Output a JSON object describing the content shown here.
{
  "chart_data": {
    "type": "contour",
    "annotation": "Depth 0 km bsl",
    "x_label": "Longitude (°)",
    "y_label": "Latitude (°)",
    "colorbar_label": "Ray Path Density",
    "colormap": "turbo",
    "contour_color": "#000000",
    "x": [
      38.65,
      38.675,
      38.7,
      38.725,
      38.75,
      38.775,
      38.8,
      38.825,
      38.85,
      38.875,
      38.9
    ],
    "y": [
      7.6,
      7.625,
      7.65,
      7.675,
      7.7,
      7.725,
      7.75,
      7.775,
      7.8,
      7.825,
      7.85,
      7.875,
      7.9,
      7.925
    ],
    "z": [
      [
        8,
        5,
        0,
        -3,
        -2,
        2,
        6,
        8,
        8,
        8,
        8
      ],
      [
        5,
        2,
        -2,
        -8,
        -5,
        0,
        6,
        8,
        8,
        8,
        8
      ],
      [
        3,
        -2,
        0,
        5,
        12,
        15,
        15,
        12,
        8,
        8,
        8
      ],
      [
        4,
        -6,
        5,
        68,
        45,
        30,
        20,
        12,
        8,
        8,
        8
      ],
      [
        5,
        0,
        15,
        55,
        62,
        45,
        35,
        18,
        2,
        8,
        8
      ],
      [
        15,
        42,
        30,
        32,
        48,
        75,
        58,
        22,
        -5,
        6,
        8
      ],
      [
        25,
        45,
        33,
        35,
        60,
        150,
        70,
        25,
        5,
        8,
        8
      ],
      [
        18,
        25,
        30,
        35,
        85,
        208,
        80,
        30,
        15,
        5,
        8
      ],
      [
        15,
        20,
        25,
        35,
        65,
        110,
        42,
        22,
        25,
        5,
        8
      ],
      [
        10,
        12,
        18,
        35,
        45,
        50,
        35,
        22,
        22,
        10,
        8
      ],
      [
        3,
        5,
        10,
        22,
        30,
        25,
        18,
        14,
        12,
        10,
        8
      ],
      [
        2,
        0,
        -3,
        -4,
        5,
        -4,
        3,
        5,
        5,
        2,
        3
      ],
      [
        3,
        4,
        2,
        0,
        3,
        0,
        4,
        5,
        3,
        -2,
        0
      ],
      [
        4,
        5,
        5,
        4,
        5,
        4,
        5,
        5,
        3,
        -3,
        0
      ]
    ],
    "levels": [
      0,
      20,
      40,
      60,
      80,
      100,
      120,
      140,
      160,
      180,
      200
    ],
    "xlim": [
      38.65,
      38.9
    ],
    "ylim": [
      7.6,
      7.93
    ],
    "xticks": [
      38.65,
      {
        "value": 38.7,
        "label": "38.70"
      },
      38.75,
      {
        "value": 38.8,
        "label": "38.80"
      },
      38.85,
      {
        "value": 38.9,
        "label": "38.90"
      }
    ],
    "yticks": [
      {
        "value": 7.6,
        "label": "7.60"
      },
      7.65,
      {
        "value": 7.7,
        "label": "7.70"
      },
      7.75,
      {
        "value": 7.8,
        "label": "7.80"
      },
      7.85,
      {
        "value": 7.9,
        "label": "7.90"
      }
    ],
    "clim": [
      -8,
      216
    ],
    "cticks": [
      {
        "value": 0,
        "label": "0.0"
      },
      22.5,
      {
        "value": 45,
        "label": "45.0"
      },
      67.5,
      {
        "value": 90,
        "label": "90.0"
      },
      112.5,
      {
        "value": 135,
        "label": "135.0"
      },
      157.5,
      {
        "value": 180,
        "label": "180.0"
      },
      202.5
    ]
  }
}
────────────────────
→ What is needed: Gather each line holding the string "value".

→ The solution:
        "value": 38.7,
        "value": 38.8,
        "value": 38.9,
        "value": 7.6,
        "value": 7.7,
        "value": 7.8,
        "value": 7.9,
        "value": 0,
        "value": 45,
        "value": 90,
        "value": 135,
        "value": 180,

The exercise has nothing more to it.